#### [EXERCISE DIRECTIONS]
Only a number is wanted: how many lines of the entries include the string "Параметры"?

········

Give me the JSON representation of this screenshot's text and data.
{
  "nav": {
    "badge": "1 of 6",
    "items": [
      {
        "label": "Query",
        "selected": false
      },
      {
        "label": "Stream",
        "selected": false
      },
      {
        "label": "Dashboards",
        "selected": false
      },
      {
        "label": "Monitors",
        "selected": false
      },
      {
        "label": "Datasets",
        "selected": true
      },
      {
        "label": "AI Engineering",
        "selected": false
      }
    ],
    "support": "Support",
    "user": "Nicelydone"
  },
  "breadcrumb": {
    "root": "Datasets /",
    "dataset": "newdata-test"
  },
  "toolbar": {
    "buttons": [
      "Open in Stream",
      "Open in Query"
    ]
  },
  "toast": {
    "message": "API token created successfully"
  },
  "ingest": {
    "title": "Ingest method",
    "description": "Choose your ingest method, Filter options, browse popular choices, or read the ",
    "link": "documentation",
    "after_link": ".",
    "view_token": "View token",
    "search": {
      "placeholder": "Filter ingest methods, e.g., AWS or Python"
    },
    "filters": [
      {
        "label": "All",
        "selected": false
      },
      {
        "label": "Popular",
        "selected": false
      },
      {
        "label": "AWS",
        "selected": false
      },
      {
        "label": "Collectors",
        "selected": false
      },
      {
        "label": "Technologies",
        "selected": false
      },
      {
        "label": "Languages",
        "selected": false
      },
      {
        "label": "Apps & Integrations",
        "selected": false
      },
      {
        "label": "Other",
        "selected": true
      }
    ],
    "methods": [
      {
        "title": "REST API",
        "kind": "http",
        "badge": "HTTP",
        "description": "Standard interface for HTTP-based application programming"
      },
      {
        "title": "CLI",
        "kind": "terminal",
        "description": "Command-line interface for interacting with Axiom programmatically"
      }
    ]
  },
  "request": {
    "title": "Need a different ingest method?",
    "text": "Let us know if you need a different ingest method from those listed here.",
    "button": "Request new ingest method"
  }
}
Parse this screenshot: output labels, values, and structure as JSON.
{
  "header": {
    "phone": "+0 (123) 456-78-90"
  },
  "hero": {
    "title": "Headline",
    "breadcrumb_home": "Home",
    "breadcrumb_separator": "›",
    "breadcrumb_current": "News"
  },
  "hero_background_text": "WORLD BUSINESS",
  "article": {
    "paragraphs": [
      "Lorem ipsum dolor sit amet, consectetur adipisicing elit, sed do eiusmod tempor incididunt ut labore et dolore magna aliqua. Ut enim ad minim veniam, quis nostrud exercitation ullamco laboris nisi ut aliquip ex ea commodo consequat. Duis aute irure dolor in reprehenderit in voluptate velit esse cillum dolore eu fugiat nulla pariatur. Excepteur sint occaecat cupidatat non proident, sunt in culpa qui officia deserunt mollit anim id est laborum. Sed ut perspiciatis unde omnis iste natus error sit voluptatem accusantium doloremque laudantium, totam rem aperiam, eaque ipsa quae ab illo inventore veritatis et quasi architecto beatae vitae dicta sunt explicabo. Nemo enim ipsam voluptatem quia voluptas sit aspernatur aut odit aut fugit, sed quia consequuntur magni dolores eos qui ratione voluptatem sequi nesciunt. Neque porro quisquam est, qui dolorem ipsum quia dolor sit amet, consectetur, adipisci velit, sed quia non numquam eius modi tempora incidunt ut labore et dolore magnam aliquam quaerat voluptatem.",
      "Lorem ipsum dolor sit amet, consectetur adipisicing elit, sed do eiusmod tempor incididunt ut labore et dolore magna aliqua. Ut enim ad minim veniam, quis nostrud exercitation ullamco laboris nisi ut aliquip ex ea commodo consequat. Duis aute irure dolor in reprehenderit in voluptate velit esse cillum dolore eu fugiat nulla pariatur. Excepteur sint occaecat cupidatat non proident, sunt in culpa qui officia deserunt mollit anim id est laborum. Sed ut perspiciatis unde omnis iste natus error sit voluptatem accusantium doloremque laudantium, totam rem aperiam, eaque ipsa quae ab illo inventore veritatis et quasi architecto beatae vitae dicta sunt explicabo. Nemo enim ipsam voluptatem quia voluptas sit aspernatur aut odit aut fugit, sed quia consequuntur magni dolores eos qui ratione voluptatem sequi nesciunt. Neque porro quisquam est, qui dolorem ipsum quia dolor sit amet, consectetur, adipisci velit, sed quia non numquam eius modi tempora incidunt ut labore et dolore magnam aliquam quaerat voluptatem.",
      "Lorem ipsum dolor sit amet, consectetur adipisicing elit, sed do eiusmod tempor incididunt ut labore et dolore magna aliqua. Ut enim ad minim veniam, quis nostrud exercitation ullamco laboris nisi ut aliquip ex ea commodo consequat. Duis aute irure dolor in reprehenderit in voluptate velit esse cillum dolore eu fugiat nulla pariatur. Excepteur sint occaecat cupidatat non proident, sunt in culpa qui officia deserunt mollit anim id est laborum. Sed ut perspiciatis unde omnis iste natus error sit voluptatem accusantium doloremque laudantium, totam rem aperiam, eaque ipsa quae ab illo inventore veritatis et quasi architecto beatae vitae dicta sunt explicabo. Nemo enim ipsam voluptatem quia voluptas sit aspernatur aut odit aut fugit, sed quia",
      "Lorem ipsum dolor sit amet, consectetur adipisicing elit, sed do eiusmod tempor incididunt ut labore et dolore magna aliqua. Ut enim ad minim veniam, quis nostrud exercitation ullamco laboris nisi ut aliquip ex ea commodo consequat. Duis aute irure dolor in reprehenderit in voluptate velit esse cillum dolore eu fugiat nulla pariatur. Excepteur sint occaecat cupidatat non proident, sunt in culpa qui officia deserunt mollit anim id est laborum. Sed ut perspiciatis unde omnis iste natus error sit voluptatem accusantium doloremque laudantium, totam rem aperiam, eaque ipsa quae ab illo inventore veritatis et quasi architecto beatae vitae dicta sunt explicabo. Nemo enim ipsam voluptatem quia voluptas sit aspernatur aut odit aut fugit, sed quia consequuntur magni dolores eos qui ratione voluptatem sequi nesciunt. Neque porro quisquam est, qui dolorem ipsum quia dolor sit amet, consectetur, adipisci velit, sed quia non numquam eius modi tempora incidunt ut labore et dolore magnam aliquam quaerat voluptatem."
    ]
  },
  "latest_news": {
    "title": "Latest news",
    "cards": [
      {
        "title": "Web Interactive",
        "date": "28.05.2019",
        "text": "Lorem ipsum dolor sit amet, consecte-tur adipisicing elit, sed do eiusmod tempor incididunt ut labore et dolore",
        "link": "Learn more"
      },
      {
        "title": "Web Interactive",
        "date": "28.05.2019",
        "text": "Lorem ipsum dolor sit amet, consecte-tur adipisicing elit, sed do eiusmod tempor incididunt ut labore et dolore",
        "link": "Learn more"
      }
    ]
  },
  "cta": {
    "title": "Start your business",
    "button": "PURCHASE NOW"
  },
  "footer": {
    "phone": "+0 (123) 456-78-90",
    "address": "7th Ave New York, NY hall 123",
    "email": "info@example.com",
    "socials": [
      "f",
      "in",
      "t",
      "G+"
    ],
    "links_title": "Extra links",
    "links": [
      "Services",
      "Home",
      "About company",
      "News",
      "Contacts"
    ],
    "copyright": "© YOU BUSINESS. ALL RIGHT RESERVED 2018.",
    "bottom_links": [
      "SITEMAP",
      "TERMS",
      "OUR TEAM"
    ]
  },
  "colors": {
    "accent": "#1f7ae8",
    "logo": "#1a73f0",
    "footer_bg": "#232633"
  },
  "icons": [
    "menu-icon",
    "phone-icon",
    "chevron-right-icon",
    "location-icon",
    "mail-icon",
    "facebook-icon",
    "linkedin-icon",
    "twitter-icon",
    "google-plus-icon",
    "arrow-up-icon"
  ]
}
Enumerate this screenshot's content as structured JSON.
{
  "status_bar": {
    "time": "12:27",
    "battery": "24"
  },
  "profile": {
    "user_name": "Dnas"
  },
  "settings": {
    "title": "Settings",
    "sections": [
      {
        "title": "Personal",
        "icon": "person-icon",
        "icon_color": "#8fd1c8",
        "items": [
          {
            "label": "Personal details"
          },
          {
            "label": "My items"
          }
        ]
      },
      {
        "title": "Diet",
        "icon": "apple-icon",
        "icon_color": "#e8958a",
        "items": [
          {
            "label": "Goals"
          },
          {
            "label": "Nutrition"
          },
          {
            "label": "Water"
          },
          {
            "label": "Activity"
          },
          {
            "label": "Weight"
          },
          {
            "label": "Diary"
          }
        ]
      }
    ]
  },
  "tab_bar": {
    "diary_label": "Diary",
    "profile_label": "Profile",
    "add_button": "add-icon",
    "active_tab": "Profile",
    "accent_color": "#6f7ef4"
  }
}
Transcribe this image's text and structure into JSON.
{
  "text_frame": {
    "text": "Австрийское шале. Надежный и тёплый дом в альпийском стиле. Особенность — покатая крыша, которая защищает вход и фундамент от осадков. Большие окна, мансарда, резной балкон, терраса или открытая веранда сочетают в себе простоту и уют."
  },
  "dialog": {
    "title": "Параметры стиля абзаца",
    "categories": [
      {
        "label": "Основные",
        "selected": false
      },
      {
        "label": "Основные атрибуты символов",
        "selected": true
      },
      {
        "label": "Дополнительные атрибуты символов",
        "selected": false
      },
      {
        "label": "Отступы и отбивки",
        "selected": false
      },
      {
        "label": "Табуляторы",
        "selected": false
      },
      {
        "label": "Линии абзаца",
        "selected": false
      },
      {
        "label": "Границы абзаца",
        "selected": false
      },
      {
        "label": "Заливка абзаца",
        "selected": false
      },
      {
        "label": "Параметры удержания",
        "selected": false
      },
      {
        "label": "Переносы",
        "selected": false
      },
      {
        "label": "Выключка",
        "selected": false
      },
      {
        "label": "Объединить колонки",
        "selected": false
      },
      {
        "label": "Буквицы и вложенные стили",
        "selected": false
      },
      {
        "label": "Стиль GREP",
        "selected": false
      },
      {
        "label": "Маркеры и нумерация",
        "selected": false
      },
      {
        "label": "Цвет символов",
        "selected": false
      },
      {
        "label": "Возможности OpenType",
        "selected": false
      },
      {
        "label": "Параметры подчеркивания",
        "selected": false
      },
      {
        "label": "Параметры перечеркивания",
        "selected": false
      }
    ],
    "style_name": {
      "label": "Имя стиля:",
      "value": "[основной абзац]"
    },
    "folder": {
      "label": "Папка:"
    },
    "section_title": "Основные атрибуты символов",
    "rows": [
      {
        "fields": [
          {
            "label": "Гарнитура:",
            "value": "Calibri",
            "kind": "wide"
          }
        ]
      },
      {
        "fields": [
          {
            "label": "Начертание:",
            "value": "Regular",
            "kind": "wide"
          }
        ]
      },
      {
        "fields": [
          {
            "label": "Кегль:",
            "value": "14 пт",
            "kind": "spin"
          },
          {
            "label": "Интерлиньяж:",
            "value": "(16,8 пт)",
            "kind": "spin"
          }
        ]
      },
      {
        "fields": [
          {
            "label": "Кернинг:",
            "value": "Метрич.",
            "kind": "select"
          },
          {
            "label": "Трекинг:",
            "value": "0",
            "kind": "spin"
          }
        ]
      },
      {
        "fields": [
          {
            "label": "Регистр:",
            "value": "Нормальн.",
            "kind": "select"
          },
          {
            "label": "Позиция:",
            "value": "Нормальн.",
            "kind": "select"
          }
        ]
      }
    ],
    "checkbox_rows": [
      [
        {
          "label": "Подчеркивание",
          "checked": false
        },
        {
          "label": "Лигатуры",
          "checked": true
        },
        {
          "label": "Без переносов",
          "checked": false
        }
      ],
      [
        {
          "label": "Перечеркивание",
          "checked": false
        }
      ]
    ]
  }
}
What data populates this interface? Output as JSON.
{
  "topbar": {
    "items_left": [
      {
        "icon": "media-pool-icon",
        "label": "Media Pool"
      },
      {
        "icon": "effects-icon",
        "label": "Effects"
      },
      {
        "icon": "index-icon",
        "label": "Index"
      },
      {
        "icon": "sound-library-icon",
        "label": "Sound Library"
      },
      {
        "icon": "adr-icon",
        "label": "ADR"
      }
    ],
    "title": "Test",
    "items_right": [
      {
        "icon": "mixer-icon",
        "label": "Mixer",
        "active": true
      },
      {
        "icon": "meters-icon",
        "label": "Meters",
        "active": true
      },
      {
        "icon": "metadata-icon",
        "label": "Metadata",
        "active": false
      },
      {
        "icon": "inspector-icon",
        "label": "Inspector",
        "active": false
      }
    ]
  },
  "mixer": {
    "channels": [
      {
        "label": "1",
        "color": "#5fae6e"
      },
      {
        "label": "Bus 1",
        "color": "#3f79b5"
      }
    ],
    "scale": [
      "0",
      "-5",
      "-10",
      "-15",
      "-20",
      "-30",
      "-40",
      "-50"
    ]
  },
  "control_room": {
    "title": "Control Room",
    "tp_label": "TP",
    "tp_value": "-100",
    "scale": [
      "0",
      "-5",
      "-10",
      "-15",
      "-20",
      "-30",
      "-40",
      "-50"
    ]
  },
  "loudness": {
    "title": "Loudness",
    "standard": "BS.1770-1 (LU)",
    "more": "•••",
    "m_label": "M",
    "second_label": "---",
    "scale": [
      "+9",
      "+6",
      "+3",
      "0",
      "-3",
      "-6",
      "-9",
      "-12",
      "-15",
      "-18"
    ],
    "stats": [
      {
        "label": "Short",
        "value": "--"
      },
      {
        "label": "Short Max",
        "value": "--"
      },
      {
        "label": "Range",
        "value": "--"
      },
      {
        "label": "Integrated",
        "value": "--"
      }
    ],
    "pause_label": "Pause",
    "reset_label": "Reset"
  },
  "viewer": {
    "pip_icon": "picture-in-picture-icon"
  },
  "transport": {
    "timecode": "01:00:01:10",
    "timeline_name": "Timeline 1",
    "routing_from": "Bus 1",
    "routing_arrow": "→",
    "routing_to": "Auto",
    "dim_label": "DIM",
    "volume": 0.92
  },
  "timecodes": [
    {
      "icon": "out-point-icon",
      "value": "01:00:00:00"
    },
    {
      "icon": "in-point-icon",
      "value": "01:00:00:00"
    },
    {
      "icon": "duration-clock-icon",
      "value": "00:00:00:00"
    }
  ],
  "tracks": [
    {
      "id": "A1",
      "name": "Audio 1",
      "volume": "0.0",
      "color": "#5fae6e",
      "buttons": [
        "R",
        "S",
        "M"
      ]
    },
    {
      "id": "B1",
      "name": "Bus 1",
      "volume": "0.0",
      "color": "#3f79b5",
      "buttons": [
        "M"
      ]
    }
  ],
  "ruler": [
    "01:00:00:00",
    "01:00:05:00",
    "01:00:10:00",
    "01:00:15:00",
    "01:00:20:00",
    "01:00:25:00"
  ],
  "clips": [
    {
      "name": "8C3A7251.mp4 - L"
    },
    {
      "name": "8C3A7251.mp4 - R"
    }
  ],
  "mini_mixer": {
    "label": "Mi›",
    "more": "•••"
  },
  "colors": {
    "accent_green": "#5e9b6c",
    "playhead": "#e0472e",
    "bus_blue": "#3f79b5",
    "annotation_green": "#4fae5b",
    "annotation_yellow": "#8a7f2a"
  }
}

········

#### [WRITTEN SOLUTION]
4